## REQUIRED WORK
Return all the data below as it stands, minus the pictures.

## SUPPLIED RECORDS
==========

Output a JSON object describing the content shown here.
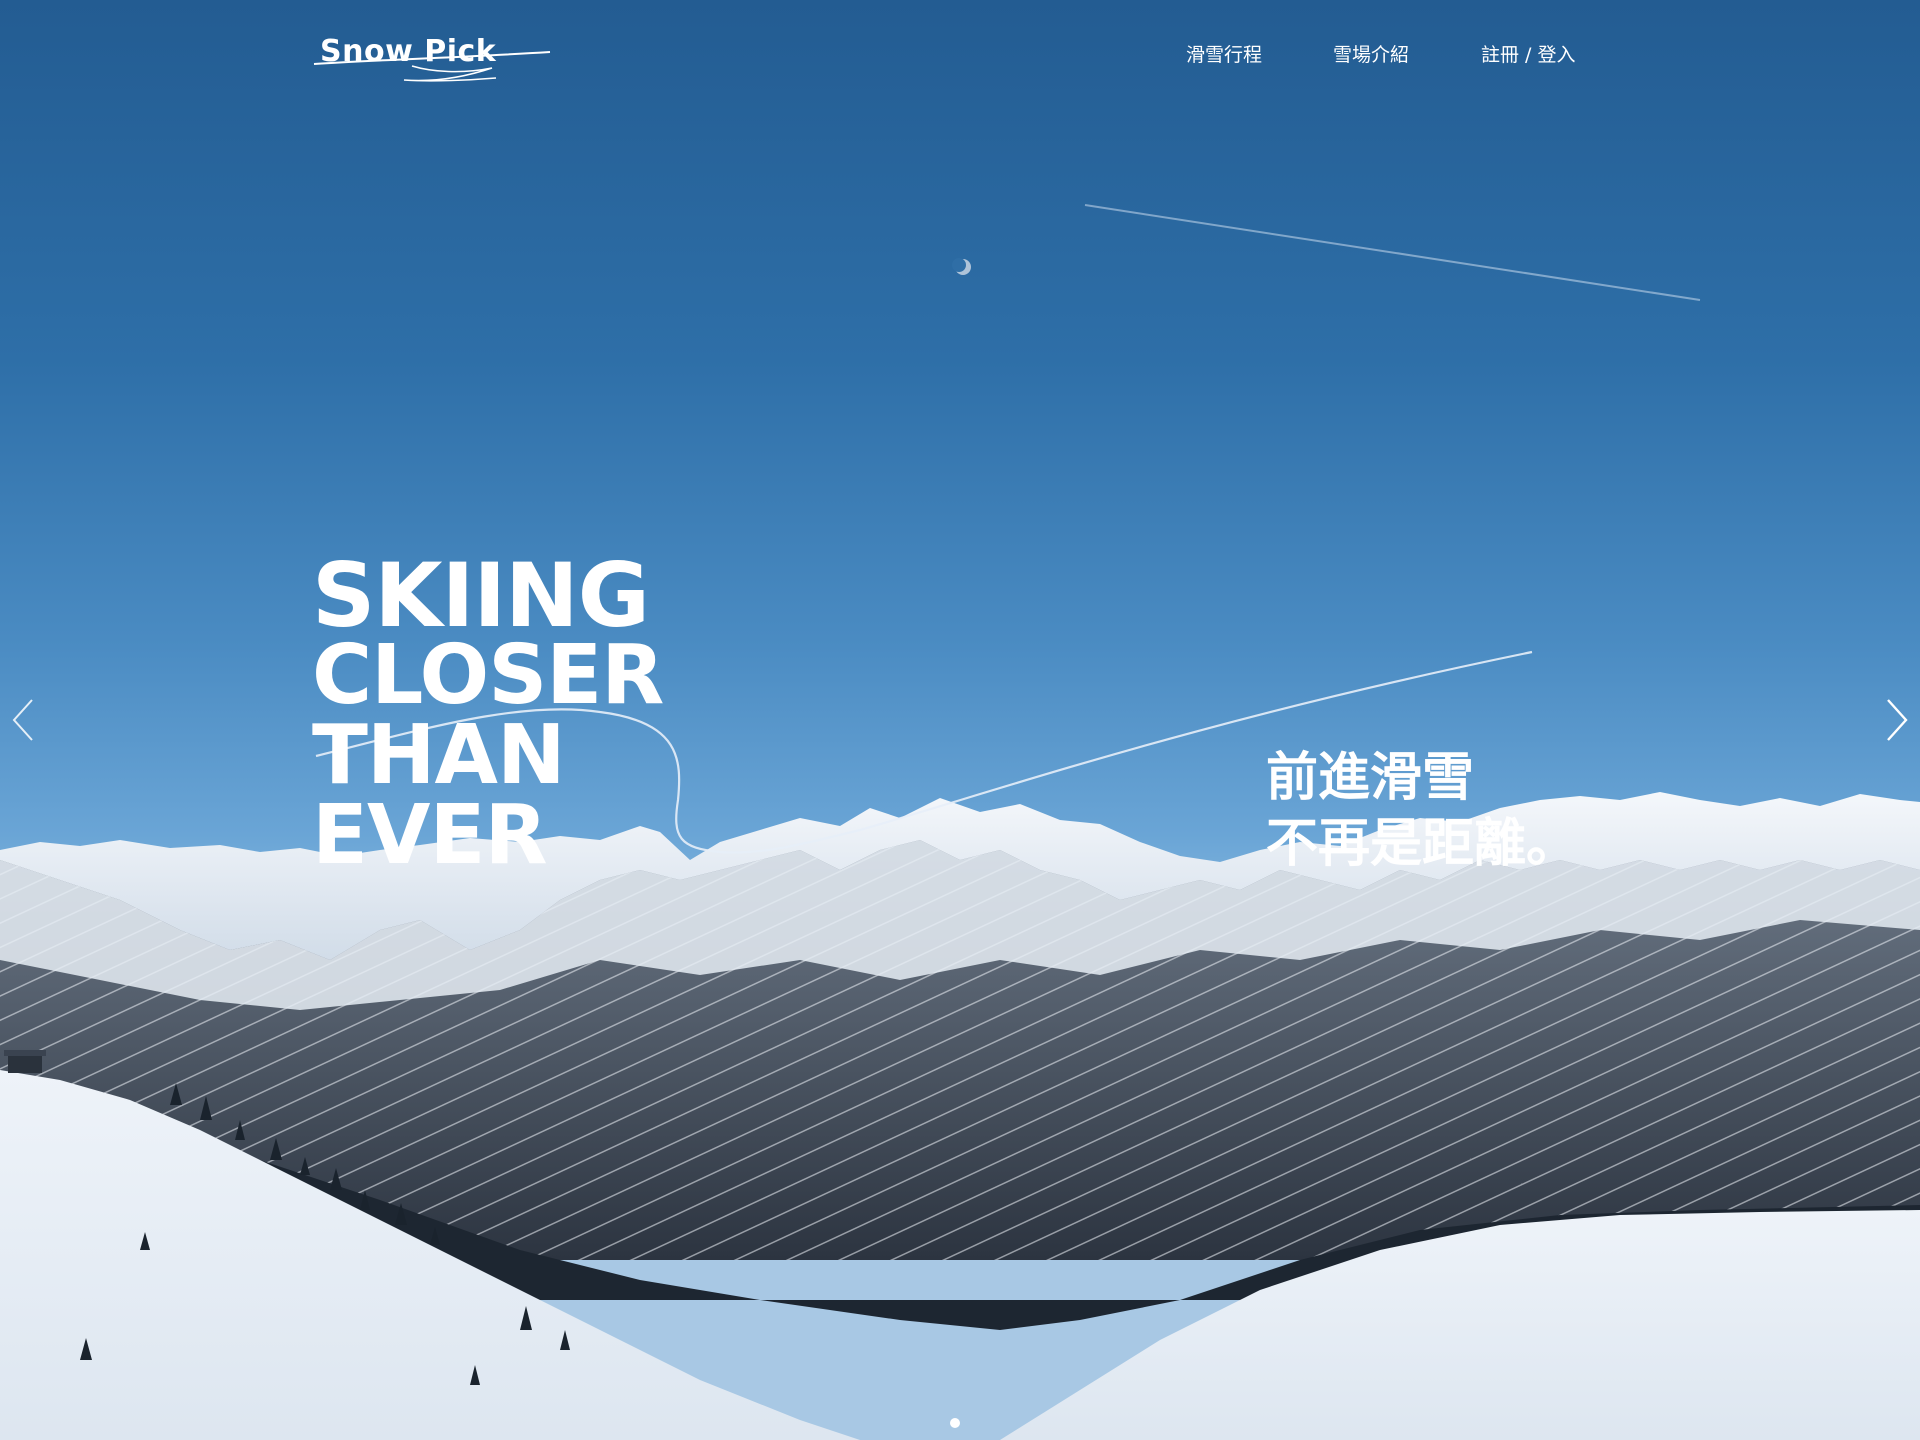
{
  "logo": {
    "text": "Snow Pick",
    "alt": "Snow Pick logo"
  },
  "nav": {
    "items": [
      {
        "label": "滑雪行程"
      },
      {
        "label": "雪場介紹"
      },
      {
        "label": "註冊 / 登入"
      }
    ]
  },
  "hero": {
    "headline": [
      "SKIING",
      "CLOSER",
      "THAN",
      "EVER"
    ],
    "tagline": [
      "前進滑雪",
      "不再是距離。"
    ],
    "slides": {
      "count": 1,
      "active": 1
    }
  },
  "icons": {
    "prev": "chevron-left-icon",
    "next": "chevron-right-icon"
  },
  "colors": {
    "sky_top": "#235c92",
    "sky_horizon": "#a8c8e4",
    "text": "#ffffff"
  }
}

==========

## PROBLEM SOLUTION
Output a JSON object describing the content shown here.
{
  "logo": {
    "text": "Snow Pick",
    "alt": "Snow Pick logo"
  },
  "nav": {
    "items": [
      {
        "label": "滑雪行程"
      },
      {
        "label": "雪場介紹"
      },
      {
        "label": "註冊 / 登入"
      }
    ]
  },
  "hero": {
    "headline": [
      "SKIING",
      "CLOSER",
      "THAN",
      "EVER"
    ],
    "tagline": [
      "前進滑雪",
      "不再是距離。"
    ],
    "slides": {
      "count": 1,
      "active": 1
    }
  },
  "icons": {
    "prev": "chevron-left-icon",
    "next": "chevron-right-icon"
  },
  "colors": {
    "sky_top": "#235c92",
    "sky_horizon": "#a8c8e4",
    "text": "#ffffff"
  }
}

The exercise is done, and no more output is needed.